Reproduce every record below exactly as it appears.

(Collected data entries)
★ ★ ★ ★ ★
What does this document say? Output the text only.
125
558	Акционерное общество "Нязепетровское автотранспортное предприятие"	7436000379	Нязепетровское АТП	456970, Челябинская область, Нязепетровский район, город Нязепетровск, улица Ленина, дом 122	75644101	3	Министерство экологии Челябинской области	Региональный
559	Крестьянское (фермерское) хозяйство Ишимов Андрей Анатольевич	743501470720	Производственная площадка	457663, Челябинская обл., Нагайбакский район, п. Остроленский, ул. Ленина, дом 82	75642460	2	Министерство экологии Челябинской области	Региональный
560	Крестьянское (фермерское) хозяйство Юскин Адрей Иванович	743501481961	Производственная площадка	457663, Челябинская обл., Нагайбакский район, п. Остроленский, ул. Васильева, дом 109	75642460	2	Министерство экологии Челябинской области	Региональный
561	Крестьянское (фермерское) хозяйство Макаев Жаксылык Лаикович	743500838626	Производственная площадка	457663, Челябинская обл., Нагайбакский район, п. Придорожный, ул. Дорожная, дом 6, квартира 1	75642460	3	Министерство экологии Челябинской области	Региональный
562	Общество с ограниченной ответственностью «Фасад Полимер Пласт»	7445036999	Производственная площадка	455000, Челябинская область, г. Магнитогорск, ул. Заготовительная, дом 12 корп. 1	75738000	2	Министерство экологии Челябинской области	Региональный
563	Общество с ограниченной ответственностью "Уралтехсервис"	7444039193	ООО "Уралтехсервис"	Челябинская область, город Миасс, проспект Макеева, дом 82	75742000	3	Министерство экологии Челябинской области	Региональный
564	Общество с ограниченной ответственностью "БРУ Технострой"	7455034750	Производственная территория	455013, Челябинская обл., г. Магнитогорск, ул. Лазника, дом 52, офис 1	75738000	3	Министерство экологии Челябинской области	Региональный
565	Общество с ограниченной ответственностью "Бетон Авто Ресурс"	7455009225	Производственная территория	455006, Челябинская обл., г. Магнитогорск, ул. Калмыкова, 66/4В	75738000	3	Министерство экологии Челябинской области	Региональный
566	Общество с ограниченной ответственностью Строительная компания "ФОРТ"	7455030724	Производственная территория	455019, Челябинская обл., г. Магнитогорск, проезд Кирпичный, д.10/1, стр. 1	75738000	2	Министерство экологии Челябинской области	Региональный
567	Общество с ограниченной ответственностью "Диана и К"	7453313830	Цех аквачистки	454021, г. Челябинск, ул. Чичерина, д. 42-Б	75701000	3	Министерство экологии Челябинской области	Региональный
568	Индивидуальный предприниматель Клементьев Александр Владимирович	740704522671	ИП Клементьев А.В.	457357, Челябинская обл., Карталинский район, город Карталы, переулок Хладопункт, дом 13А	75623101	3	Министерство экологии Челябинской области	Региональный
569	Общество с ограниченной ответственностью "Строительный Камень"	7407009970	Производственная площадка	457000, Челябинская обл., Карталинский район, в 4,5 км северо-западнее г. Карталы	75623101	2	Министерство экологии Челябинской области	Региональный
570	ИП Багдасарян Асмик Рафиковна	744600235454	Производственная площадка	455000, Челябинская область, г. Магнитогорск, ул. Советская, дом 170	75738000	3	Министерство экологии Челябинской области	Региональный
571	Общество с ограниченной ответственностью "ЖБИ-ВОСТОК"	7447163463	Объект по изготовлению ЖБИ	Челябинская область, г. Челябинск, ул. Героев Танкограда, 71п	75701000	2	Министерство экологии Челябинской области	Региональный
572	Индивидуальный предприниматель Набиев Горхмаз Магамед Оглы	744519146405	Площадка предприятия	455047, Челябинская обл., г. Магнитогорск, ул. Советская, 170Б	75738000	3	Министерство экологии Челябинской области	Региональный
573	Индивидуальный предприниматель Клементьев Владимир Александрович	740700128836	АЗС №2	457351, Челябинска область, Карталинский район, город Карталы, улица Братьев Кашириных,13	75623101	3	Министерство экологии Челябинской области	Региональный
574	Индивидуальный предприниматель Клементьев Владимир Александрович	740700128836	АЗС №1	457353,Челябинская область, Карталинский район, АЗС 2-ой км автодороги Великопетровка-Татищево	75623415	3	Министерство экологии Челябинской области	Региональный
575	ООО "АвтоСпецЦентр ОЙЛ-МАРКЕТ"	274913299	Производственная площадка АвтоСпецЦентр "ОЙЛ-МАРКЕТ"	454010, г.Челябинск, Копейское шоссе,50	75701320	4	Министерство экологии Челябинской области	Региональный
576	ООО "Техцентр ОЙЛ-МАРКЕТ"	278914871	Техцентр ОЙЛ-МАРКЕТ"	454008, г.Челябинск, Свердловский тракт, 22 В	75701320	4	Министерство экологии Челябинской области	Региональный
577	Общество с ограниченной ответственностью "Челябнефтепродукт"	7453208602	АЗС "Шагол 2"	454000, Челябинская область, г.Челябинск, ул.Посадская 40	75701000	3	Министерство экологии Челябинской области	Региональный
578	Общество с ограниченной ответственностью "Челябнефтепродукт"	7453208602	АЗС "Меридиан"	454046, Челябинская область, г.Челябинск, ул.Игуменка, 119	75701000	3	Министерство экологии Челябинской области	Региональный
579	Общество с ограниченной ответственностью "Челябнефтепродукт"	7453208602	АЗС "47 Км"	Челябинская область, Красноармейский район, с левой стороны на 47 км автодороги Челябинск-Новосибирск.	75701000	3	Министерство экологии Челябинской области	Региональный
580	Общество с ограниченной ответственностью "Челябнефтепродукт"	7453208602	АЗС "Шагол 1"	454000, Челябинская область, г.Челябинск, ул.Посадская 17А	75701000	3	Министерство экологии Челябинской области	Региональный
★ ★ ★ ★ ★
* [Exercise answer]:
What does this document say? Output the text only.
125
558	Акционерное общество "Нязепетровское автотранспортное предприятие"	7436000379	Нязепетровское АТП	456970, Челябинская область, Нязепетровский район, город Нязепетровск, улица Ленина, дом 122	75644101	3	Министерство экологии Челябинской области	Региональный
559	Крестьянское (фермерское) хозяйство Ишимов Андрей Анатольевич	743501470720	Производственная площадка	457663, Челябинская обл., Нагайбакский район, п. Остроленский, ул. Ленина, дом 82	75642460	2	Министерство экологии Челябинской области	Региональный
560	Крестьянское (фермерское) хозяйство Юскин Адрей Иванович	743501481961	Производственная площадка	457663, Челябинская обл., Нагайбакский район, п. Остроленский, ул. Васильева, дом 109	75642460	2	Министерство экологии Челябинской области	Региональный
561	Крестьянское (фермерское) хозяйство Макаев Жаксылык Лаикович	743500838626	Производственная площадка	457663, Челябинская обл., Нагайбакский район, п. Придорожный, ул. Дорожная, дом 6, квартира 1	75642460	3	Министерство экологии Челябинской области	Региональный
562	Общество с ограниченной ответственностью «Фасад Полимер Пласт»	7445036999	Производственная площадка	455000, Челябинская область, г. Магнитогорск, ул. Заготовительная, дом 12 корп. 1	75738000	2	Министерство экологии Челябинской области	Региональный
563	Общество с ограниченной ответственностью "Уралтехсервис"	7444039193	ООО "Уралтехсервис"	Челябинская область, город Миасс, проспект Макеева, дом 82	75742000	3	Министерство экологии Челябинской области	Региональный
564	Общество с ограниченной ответственностью "БРУ Технострой"	7455034750	Производственная территория	455013, Челябинская обл., г. Магнитогорск, ул. Лазника, дом 52, офис 1	75738000	3	Министерство экологии Челябинской области	Региональный
565	Общество с ограниченной ответственностью "Бетон Авто Ресурс"	7455009225	Производственная территория	455006, Челябинская обл., г. Магнитогорск, ул. Калмыкова, 66/4В	75738000	3	Министерство экологии Челябинской области	Региональный
566	Общество с ограниченной ответственностью Строительная компания "ФОРТ"	7455030724	Производственная территория	455019, Челябинская обл., г. Магнитогорск, проезд Кирпичный, д.10/1, стр. 1	75738000	2	Министерство экологии Челябинской области	Региональный
567	Общество с ограниченной ответственностью "Диана и К"	7453313830	Цех аквачистки	454021, г. Челябинск, ул. Чичерина, д. 42-Б	75701000	3	Министерство экологии Челябинской области	Региональный
568	Индивидуальный предприниматель Клементьев Александр Владимирович	740704522671	ИП Клементьев А.В.	457357, Челябинская обл., Карталинский район, город Карталы, переулок Хладопункт, дом 13А	75623101	3	Министерство экологии Челябинской области	Региональный
569	Общество с ограниченной ответственностью "Строительный Камень"	7407009970	Производственная площадка	457000, Челябинская обл., Карталинский район, в 4,5 км северо-западнее г. Карталы	75623101	2	Министерство экологии Челябинской области	Региональный
570	ИП Багдасарян Асмик Рафиковна	744600235454	Производственная площадка	455000, Челябинская область, г. Магнитогорск, ул. Советская, дом 170	75738000	3	Министерство экологии Челябинской области	Региональный
571	Общество с ограниченной ответственностью "ЖБИ-ВОСТОК"	7447163463	Объект по изготовлению ЖБИ	Челябинская область, г. Челябинск, ул. Героев Танкограда, 71п	75701000	2	Министерство экологии Челябинской области	Региональный
572	Индивидуальный предприниматель Набиев Горхмаз Магамед Оглы	744519146405	Площадка предприятия	455047, Челябинская обл., г. Магнитогорск, ул. Советская, 170Б	75738000	3	Министерство экологии Челябинской области	Региональный
573	Индивидуальный предприниматель Клементьев Владимир Александрович	740700128836	АЗС №2	457351, Челябинска область, Карталинский район, город Карталы, улица Братьев Кашириных,13	75623101	3	Министерство экологии Челябинской области	Региональный
574	Индивидуальный предприниматель Клементьев Владимир Александрович	740700128836	АЗС №1	457353,Челябинская область, Карталинский район, АЗС 2-ой км автодороги Великопетровка-Татищево	75623415	3	Министерство экологии Челябинской области	Региональный
575	ООО "АвтоСпецЦентр ОЙЛ-МАРКЕТ"	274913299	Производственная площадка АвтоСпецЦентр "ОЙЛ-МАРКЕТ"	454010, г.Челябинск, Копейское шоссе,50	75701320	4	Министерство экологии Челябинской области	Региональный
576	ООО "Техцентр ОЙЛ-МАРКЕТ"	278914871	Техцентр ОЙЛ-МАРКЕТ"	454008, г.Челябинск, Свердловский тракт, 22 В	75701320	4	Министерство экологии Челябинской области	Региональный
577	Общество с ограниченной ответственностью "Челябнефтепродукт"	7453208602	АЗС "Шагол 2"	454000, Челябинская область, г.Челябинск, ул.Посадская 40	75701000	3	Министерство экологии Челябинской области	Региональный
578	Общество с ограниченной ответственностью "Челябнефтепродукт"	7453208602	АЗС "Меридиан"	454046, Челябинская область, г.Челябинск, ул.Игуменка, 119	75701000	3	Министерство экологии Челябинской области	Региональный
579	Общество с ограниченной ответственностью "Челябнефтепродукт"	7453208602	АЗС "47 Км"	Челябинская область, Красноармейский район, с левой стороны на 47 км автодороги Челябинск-Новосибирск.	75701000	3	Министерство экологии Челябинской области	Региональный
580	Общество с ограниченной ответственностью "Челябнефтепродукт"	7453208602	АЗС "Шагол 1"	454000, Челябинская область, г.Челябинск, ул.Посадская 17А	75701000	3	Министерство экологии Челябинской области	Региональный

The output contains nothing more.